[Start of RAW RECORDS]
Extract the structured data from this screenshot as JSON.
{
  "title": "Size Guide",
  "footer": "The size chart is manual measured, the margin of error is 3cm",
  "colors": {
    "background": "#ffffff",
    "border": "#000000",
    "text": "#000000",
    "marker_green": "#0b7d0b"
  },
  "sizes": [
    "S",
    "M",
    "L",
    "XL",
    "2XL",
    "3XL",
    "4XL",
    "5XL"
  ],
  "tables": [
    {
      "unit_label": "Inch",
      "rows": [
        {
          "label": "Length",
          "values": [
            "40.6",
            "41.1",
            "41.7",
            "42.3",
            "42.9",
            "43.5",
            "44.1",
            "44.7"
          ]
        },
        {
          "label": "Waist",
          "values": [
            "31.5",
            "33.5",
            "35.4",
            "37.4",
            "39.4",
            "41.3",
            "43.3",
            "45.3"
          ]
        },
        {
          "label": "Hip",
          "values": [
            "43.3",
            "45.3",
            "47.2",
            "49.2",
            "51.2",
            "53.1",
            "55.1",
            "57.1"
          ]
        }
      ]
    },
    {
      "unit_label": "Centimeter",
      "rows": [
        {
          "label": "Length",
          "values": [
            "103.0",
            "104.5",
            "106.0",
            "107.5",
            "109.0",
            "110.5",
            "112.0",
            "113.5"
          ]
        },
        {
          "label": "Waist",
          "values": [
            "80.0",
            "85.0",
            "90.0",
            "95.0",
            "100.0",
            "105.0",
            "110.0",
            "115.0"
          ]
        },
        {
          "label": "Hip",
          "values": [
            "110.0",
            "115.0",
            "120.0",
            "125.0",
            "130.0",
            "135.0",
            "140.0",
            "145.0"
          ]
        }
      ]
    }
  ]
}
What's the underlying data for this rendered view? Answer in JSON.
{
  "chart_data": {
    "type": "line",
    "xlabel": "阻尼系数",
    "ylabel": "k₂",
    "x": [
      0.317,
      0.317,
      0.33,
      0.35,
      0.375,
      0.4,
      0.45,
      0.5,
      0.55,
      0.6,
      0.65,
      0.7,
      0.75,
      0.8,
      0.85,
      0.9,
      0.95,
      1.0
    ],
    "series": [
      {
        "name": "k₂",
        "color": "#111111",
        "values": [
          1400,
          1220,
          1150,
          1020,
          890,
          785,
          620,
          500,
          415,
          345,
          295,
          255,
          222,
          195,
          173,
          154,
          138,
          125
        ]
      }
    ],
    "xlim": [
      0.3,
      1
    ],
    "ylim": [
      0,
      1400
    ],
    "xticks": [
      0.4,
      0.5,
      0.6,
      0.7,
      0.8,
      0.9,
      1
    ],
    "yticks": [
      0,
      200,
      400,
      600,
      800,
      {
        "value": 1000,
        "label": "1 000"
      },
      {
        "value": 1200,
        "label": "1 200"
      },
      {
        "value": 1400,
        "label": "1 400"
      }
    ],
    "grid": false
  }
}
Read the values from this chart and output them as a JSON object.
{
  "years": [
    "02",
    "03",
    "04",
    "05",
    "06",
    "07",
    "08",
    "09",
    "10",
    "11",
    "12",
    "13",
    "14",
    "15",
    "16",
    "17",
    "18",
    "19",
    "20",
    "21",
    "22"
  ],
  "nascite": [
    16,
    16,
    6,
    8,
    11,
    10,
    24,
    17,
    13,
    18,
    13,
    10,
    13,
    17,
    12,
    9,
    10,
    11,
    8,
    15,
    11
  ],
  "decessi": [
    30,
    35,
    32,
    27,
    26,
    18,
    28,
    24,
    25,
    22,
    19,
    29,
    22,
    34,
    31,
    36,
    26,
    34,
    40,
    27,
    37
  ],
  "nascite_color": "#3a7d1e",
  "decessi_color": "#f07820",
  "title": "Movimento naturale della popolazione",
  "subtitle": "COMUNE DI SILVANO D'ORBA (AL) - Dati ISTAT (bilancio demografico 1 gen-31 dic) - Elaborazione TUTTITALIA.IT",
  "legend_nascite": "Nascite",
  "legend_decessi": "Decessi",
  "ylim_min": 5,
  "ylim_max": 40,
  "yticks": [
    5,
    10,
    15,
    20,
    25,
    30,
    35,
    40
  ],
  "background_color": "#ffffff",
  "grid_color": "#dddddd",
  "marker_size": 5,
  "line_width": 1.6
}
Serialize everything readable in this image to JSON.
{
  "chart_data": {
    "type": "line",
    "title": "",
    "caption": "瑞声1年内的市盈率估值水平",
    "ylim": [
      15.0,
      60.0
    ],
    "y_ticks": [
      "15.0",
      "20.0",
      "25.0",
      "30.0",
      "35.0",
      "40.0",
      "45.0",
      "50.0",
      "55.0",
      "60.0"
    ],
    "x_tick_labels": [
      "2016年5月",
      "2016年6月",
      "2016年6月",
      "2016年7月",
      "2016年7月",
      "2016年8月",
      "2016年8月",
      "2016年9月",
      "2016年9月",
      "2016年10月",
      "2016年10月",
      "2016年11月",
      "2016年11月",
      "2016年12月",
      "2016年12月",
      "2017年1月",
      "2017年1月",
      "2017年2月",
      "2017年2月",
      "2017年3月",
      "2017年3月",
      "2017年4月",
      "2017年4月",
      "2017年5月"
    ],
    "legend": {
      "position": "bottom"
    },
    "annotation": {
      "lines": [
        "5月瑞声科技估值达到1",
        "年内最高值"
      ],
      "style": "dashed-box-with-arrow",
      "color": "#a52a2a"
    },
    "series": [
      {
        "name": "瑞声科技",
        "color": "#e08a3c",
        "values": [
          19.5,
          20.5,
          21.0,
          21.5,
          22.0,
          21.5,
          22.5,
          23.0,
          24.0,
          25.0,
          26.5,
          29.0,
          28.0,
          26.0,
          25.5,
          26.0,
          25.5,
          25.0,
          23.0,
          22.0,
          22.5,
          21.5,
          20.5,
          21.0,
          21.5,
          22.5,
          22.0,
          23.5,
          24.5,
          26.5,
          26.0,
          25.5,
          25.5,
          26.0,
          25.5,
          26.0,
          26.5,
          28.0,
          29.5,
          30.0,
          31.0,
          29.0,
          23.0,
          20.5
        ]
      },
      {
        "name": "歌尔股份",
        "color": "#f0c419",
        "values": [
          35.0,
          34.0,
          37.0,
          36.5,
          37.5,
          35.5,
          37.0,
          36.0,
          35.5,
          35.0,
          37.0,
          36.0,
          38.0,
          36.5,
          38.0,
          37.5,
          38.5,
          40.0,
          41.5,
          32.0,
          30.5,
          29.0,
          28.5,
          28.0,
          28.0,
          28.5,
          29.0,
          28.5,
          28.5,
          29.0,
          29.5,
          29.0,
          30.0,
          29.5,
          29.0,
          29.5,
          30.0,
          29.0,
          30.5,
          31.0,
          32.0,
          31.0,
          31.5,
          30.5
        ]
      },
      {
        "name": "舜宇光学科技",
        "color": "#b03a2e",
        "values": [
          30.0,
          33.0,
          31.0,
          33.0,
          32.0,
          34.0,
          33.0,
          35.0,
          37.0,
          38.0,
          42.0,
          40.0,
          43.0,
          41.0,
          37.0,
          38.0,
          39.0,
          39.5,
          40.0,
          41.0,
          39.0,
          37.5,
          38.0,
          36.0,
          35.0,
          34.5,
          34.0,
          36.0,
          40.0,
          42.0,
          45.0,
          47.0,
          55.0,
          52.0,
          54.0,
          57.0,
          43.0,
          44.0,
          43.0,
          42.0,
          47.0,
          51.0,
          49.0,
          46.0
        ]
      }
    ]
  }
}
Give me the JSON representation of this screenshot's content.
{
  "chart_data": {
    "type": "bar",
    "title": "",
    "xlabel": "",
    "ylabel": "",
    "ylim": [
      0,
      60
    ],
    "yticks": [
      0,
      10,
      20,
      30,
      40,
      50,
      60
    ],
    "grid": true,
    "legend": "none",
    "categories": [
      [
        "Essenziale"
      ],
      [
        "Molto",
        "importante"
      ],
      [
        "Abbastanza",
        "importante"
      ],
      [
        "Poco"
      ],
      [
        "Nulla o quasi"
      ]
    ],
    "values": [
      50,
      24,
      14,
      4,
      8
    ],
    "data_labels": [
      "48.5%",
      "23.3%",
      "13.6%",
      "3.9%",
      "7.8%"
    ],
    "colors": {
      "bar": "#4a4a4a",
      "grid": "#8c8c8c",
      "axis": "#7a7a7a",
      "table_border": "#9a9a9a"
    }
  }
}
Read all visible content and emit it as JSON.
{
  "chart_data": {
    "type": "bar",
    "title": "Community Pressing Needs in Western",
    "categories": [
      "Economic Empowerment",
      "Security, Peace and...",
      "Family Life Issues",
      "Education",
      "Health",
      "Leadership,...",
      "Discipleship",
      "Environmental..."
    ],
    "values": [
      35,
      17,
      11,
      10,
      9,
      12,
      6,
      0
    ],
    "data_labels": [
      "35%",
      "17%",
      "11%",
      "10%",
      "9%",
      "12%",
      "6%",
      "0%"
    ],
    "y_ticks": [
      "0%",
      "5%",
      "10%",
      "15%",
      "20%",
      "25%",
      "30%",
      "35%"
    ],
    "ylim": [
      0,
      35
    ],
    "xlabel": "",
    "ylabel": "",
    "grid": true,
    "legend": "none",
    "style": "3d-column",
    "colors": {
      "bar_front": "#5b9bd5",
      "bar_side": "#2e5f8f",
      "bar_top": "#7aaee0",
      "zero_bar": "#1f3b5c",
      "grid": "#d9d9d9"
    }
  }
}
[End of RAW RECORDS]
Copy, from the material, each line that holds the string "screenshot".

Extract the structured data from this screenshot as JSON.
Give me the JSON representation of this screenshot's content.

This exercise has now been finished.